* Aim of the task
Each line that includes the word "joriy" counts once; give the total and nothing more.

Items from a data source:
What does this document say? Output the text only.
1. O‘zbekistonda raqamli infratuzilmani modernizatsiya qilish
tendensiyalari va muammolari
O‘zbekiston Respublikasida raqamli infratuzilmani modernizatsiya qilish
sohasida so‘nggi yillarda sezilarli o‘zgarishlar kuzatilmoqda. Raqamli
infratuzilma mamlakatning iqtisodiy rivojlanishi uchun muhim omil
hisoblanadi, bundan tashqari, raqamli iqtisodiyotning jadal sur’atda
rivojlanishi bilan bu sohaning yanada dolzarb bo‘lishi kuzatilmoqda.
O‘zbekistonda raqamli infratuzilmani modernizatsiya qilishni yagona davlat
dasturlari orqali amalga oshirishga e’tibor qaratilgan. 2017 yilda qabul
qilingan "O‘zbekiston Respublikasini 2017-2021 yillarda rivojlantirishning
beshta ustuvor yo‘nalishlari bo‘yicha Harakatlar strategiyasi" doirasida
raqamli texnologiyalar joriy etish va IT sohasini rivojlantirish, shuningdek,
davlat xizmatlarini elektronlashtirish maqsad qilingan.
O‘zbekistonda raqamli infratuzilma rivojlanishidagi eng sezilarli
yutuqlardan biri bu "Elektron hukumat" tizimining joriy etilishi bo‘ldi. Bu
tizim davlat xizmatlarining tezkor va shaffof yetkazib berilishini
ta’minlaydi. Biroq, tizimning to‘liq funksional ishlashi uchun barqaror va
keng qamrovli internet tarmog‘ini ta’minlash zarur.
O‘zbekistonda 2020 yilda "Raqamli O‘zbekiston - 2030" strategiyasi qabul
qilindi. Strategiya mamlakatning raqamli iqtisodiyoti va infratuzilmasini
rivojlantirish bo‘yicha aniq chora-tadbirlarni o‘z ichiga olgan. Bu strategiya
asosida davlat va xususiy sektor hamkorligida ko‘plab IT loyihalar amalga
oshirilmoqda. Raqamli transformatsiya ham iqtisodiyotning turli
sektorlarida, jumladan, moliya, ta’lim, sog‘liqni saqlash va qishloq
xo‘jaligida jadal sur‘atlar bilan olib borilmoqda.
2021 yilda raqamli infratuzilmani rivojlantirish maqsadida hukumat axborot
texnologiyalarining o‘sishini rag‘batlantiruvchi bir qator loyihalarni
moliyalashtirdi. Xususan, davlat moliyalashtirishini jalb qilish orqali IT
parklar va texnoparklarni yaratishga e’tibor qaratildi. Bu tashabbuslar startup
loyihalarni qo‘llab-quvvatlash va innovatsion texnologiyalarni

* Written solution
2